§ Written exercise:
Copy out the records in full, word for word, without pictures.

--

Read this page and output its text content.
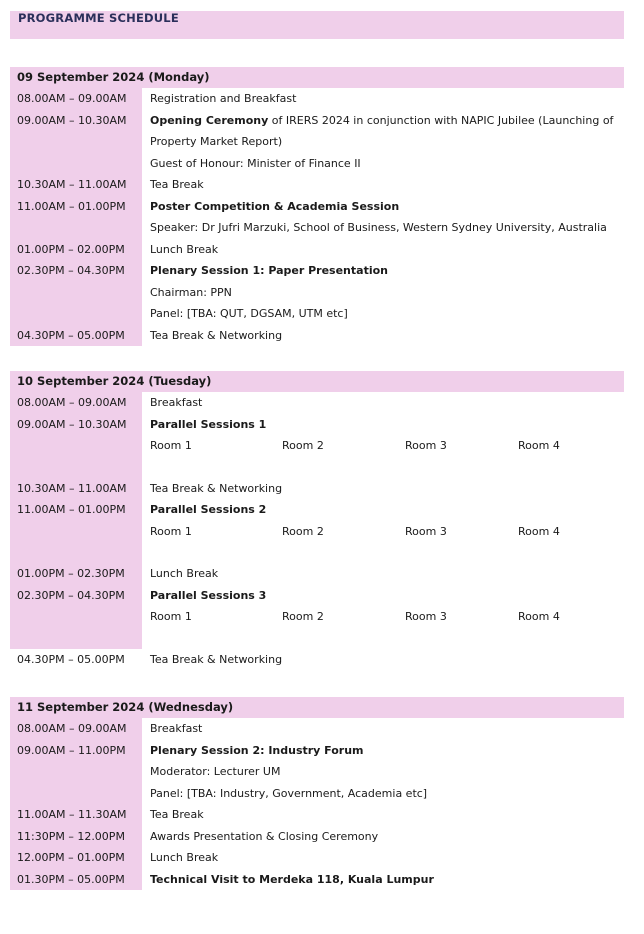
PROGRAMME SCHEDULE
09 September 2024 (Monday)
08.00AM – 09.00AM	Registration and Breakfast
09.00AM – 10.30AM	Opening Ceremony of IRERS 2024 in conjunction with NAPIC Jubilee (Launching of
Property Market Report)
Guest of Honour: Minister of Finance II
10.30AM – 11.00AM	Tea Break
11.00AM – 01.00PM	Poster Competition & Academia Session
Speaker: Dr Jufri Marzuki, School of Business, Western Sydney University, Australia
01.00PM – 02.00PM	Lunch Break
02.30PM – 04.30PM	Plenary Session 1: Paper Presentation
Chairman: PPN
Panel: [TBA: QUT, DGSAM, UTM etc]
04.30PM – 05.00PM	Tea Break & Networking
10 September 2024 (Tuesday)
08.00AM – 09.00AM	Breakfast
09.00AM – 10.30AM	Parallel Sessions 1
Room 1	Room 2	Room 3	Room 4
10.30AM – 11.00AM	Tea Break & Networking
11.00AM – 01.00PM	Parallel Sessions 2
Room 1	Room 2	Room 3	Room 4
01.00PM – 02.30PM	Lunch Break
02.30PM – 04.30PM	Parallel Sessions 3
Room 1	Room 2	Room 3	Room 4
04.30PM – 05.00PM	Tea Break & Networking
11 September 2024 (Wednesday)
08.00AM – 09.00AM	Breakfast
09.00AM – 11.00PM	Plenary Session 2: Industry Forum
Moderator: Lecturer UM
Panel: [TBA: Industry, Government, Academia etc]
11.00AM – 11.30AM	Tea Break
11:30PM – 12.00PM	Awards Presentation & Closing Ceremony
12.00PM – 01.00PM	Lunch Break
01.30PM – 05.00PM	Technical Visit to Merdeka 118, Kuala Lumpur
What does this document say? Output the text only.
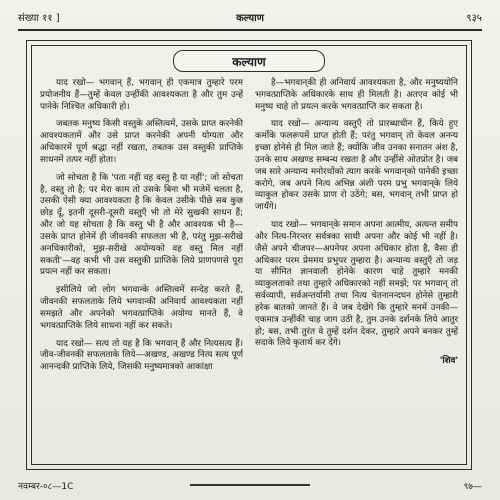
संख्या ११ ]	कल्याण	९३५
कल्याण

याद रखो— भगवान् हैं, भगवान् ही एकमात्र तुम्हारे परम प्रयोजनीय हैं—तुम्हें केवल उन्हींकी आवश्यकता है और तुम उन्हें पानेके निश्चित अधिकारी हो।

जबतक मनुष्य किसी वस्तुके अस्तित्वमें, उसके प्राप्त करनेकी आवश्यकतामें और उसे प्राप्त करनेकी अपनी योग्यता और अधिकारमें पूर्ण श्रद्धा नहीं रखता, तबतक उस वस्तुकी प्राप्तिके साधनमें तत्पर नहीं होता।

जो सोचता है कि 'पता नहीं वह वस्तु है या नहीं'; जो सोचता है, वस्तु तो है; पर मेरा काम तो उसके बिना भी मजेमें चलता है, उसकी ऐसी क्या आवश्यकता है कि केवल उसीके पीछे सब कुछ छोड़ दूँ, इतनी दूसरी-दूसरी वस्तुएँ भी तो मेरे सुखकी साधन हैं; और जो यह सोचता है कि वस्तु भी है और आवश्यक भी है—उसके प्राप्त होनेमें ही जीवनकी सफलता भी है, परंतु मुझ-सरीखे अनधिकारीको, मुझ-सरीखे अयोग्यको वह वस्तु मिल नहीं सकती'—वह कभी भी उस वस्तुकी प्राप्तिके लिये प्राणपणसे पूरा प्रयत्न नहीं कर सकता।

इसीलिये जो लोग भगवान्के अस्तित्वमें सन्देह करते हैं, जीवनकी सफलताके लिये भगवान्की अनिवार्य आवश्यकता नहीं समझते और अपनेको भगवत्प्राप्तिके अयोग्य मानते हैं, वे भगवत्प्राप्तिके लिये साधना नहीं कर सकते।

याद रखो— सत्य तो यह है कि भगवान् हैं और नित्यसत्य हैं। जीव-जीवनकी सफलताके लिये—अखण्ड, अखण्ड नित्य सत्य पूर्ण आनन्दकी प्राप्तिके लिये, जिसकी मनुष्यमात्रको आकांक्षा

है—भगवान्‌की ही अनिवार्य आवश्यकता है, और मनुष्ययोनि भगवत्प्राप्तिके अधिकारके साथ ही मिलती है। अतएव कोई भी मनुष्य चाहे तो प्रयत्न करके भगवत्प्राप्ति कर सकता है।

याद रखो— अन्यान्य वस्तुएँ तो प्रारब्धाधीन हैं, किये हुए कर्मोंके फलरूपमें प्राप्त होती हैं; परंतु भगवान् तो केवल अनन्य इच्छा होनेसे ही मिल जाते हैं; क्योंकि जीव उनका सनातन अंश है, उनके साथ अखण्ड सम्बन्ध रखता है और उन्हींसे ओतप्रोत है। जब जब सारे अन्यान्य मनोरथोंको त्याग करके भगवान्‌को पानेकी इच्छा करोगे, जब अपने नित्य अभिन्न अंशी परम प्रभु भगवान्‌के लिये व्याकुल होकर उसके प्राण रो उठेंगे; बस, भगवान् तभी प्राप्त हो जायँगे।

याद रखो— भगवान्‌के समान अपना आत्मीय, अत्यन्त समीप और नित्य-निरन्तर सर्वत्रका साथी अपना और कोई भी नहीं है। जैसे अपने चीजपर—अपनेपर अपना अधिकार होता है, वैसा ही अधिकार परम प्रेममय प्रभुपर तुम्हारा है। अन्यान्य वस्तुएँ तो जड़ या सीमित ज्ञानवाली होनेके कारण चाहे तुम्हारे मनकी व्याकुलताको तथा तुम्हारे अधिकारको नहीं समझें; पर भगवान् तो सर्वव्यापी, सर्वअन्तर्यामी तथा नित्य चेतनानन्दघन होनेसे तुम्हारी हरेक बातको जानते हैं। वे जब देखेंगे कि तुम्हारे मनमें उनकी—एकमात्र उन्हींकी चाह जाग उठी है, तुम उनके दर्शनके लिये आतुर हो; बस, तभी तुरंत वे तुम्हें दर्शन देकर, तुम्हारे अपने बनकर तुम्हें सदाके लिये कृतार्थ कर देंगे।

'शिव'
नवम्बर-०८—1C	९७—
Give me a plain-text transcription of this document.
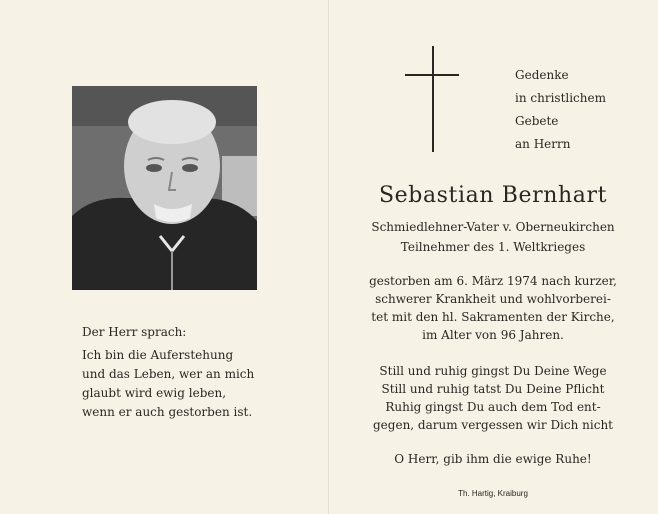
Der Herr sprach:
Ich bin die Auferstehung
und das Leben, wer an mich
glaubt wird ewig leben,
wenn er auch gestorben ist.
Gedenke
in christlichem
Gebete
an Herrn
Sebastian Bernhart
Schmiedlehner-Vater v. Oberneukirchen
Teilnehmer des 1. Weltkrieges
gestorben am 6. März 1974 nach kurzer,
schwerer Krankheit und wohlvorberei-
tet mit den hl. Sakramenten der Kirche,
im Alter von 96 Jahren.
Still und ruhig gingst Du Deine Wege
Still und ruhig tatst Du Deine Pflicht
Ruhig gingst Du auch dem Tod ent-
gegen, darum vergessen wir Dich nicht
O Herr, gib ihm die ewige Ruhe!
Th. Hartig, Kraiburg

--

§ Answer for this exercise:
Read this page and output its text content.
PROGRAMME SCHEDULE
09 September 2024 (Monday)
08.00AM – 09.00AM	Registration and Breakfast
09.00AM – 10.30AM	Opening Ceremony of IRERS 2024 in conjunction with NAPIC Jubilee (Launching of
Property Market Report)
Guest of Honour: Minister of Finance II
10.30AM – 11.00AM	Tea Break
11.00AM – 01.00PM	Poster Competition & Academia Session
Speaker: Dr Jufri Marzuki, School of Business, Western Sydney University, Australia
01.00PM – 02.00PM	Lunch Break
02.30PM – 04.30PM	Plenary Session 1: Paper Presentation
Chairman: PPN
Panel: [TBA: QUT, DGSAM, UTM etc]
04.30PM – 05.00PM	Tea Break & Networking
10 September 2024 (Tuesday)
08.00AM – 09.00AM	Breakfast
09.00AM – 10.30AM	Parallel Sessions 1
Room 1	Room 2	Room 3	Room 4
10.30AM – 11.00AM	Tea Break & Networking
11.00AM – 01.00PM	Parallel Sessions 2
Room 1	Room 2	Room 3	Room 4
01.00PM – 02.30PM	Lunch Break
02.30PM – 04.30PM	Parallel Sessions 3
Room 1	Room 2	Room 3	Room 4
04.30PM – 05.00PM	Tea Break & Networking
11 September 2024 (Wednesday)
08.00AM – 09.00AM	Breakfast
09.00AM – 11.00PM	Plenary Session 2: Industry Forum
Moderator: Lecturer UM
Panel: [TBA: Industry, Government, Academia etc]
11.00AM – 11.30AM	Tea Break
11:30PM – 12.00PM	Awards Presentation & Closing Ceremony
12.00PM – 01.00PM	Lunch Break
01.30PM – 05.00PM	Technical Visit to Merdeka 118, Kuala Lumpur
What does this document say? Output the text only.
संख्या ११ ]	कल्याण	९३५
कल्याण

याद रखो— भगवान् हैं, भगवान् ही एकमात्र तुम्हारे परम प्रयोजनीय हैं—तुम्हें केवल उन्हींकी आवश्यकता है और तुम उन्हें पानेके निश्चित अधिकारी हो।

जबतक मनुष्य किसी वस्तुके अस्तित्वमें, उसके प्राप्त करनेकी आवश्यकतामें और उसे प्राप्त करनेकी अपनी योग्यता और अधिकारमें पूर्ण श्रद्धा नहीं रखता, तबतक उस वस्तुकी प्राप्तिके साधनमें तत्पर नहीं होता।

जो सोचता है कि 'पता नहीं वह वस्तु है या नहीं'; जो सोचता है, वस्तु तो है; पर मेरा काम तो उसके बिना भी मजेमें चलता है, उसकी ऐसी क्या आवश्यकता है कि केवल उसीके पीछे सब कुछ छोड़ दूँ, इतनी दूसरी-दूसरी वस्तुएँ भी तो मेरे सुखकी साधन हैं; और जो यह सोचता है कि वस्तु भी है और आवश्यक भी है—उसके प्राप्त होनेमें ही जीवनकी सफलता भी है, परंतु मुझ-सरीखे अनधिकारीको, मुझ-सरीखे अयोग्यको वह वस्तु मिल नहीं सकती'—वह कभी भी उस वस्तुकी प्राप्तिके लिये प्राणपणसे पूरा प्रयत्न नहीं कर सकता।

इसीलिये जो लोग भगवान्के अस्तित्वमें सन्देह करते हैं, जीवनकी सफलताके लिये भगवान्की अनिवार्य आवश्यकता नहीं समझते और अपनेको भगवत्प्राप्तिके अयोग्य मानते हैं, वे भगवत्प्राप्तिके लिये साधना नहीं कर सकते।

याद रखो— सत्य तो यह है कि भगवान् हैं और नित्यसत्य हैं। जीव-जीवनकी सफलताके लिये—अखण्ड, अखण्ड नित्य सत्य पूर्ण आनन्दकी प्राप्तिके लिये, जिसकी मनुष्यमात्रको आकांक्षा

है—भगवान्‌की ही अनिवार्य आवश्यकता है, और मनुष्ययोनि भगवत्प्राप्तिके अधिकारके साथ ही मिलती है। अतएव कोई भी मनुष्य चाहे तो प्रयत्न करके भगवत्प्राप्ति कर सकता है।

याद रखो— अन्यान्य वस्तुएँ तो प्रारब्धाधीन हैं, किये हुए कर्मोंके फलरूपमें प्राप्त होती हैं; परंतु भगवान् तो केवल अनन्य इच्छा होनेसे ही मिल जाते हैं; क्योंकि जीव उनका सनातन अंश है, उनके साथ अखण्ड सम्बन्ध रखता है और उन्हींसे ओतप्रोत है। जब जब सारे अन्यान्य मनोरथोंको त्याग करके भगवान्‌को पानेकी इच्छा करोगे, जब अपने नित्य अभिन्न अंशी परम प्रभु भगवान्‌के लिये व्याकुल होकर उसके प्राण रो उठेंगे; बस, भगवान् तभी प्राप्त हो जायँगे।

याद रखो— भगवान्‌के समान अपना आत्मीय, अत्यन्त समीप और नित्य-निरन्तर सर्वत्रका साथी अपना और कोई भी नहीं है। जैसे अपने चीजपर—अपनेपर अपना अधिकार होता है, वैसा ही अधिकार परम प्रेममय प्रभुपर तुम्हारा है। अन्यान्य वस्तुएँ तो जड़ या सीमित ज्ञानवाली होनेके कारण चाहे तुम्हारे मनकी व्याकुलताको तथा तुम्हारे अधिकारको नहीं समझें; पर भगवान् तो सर्वव्यापी, सर्वअन्तर्यामी तथा नित्य चेतनानन्दघन होनेसे तुम्हारी हरेक बातको जानते हैं। वे जब देखेंगे कि तुम्हारे मनमें उनकी—एकमात्र उन्हींकी चाह जाग उठी है, तुम उनके दर्शनके लिये आतुर हो; बस, तभी तुरंत वे तुम्हें दर्शन देकर, तुम्हारे अपने बनकर तुम्हें सदाके लिये कृतार्थ कर देंगे।

'शिव'
नवम्बर-०८—1C	९७—
Give me a plain-text transcription of this document.
Der Herr sprach:
Ich bin die Auferstehung
und das Leben, wer an mich
glaubt wird ewig leben,
wenn er auch gestorben ist.
Gedenke
in christlichem
Gebete
an Herrn
Sebastian Bernhart
Schmiedlehner-Vater v. Oberneukirchen
Teilnehmer des 1. Weltkrieges
gestorben am 6. März 1974 nach kurzer,
schwerer Krankheit und wohlvorberei-
tet mit den hl. Sakramenten der Kirche,
im Alter von 96 Jahren.
Still und ruhig gingst Du Deine Wege
Still und ruhig tatst Du Deine Pflicht
Ruhig gingst Du auch dem Tod ent-
gegen, darum vergessen wir Dich nicht
O Herr, gib ihm die ewige Ruhe!
Th. Hartig, Kraiburg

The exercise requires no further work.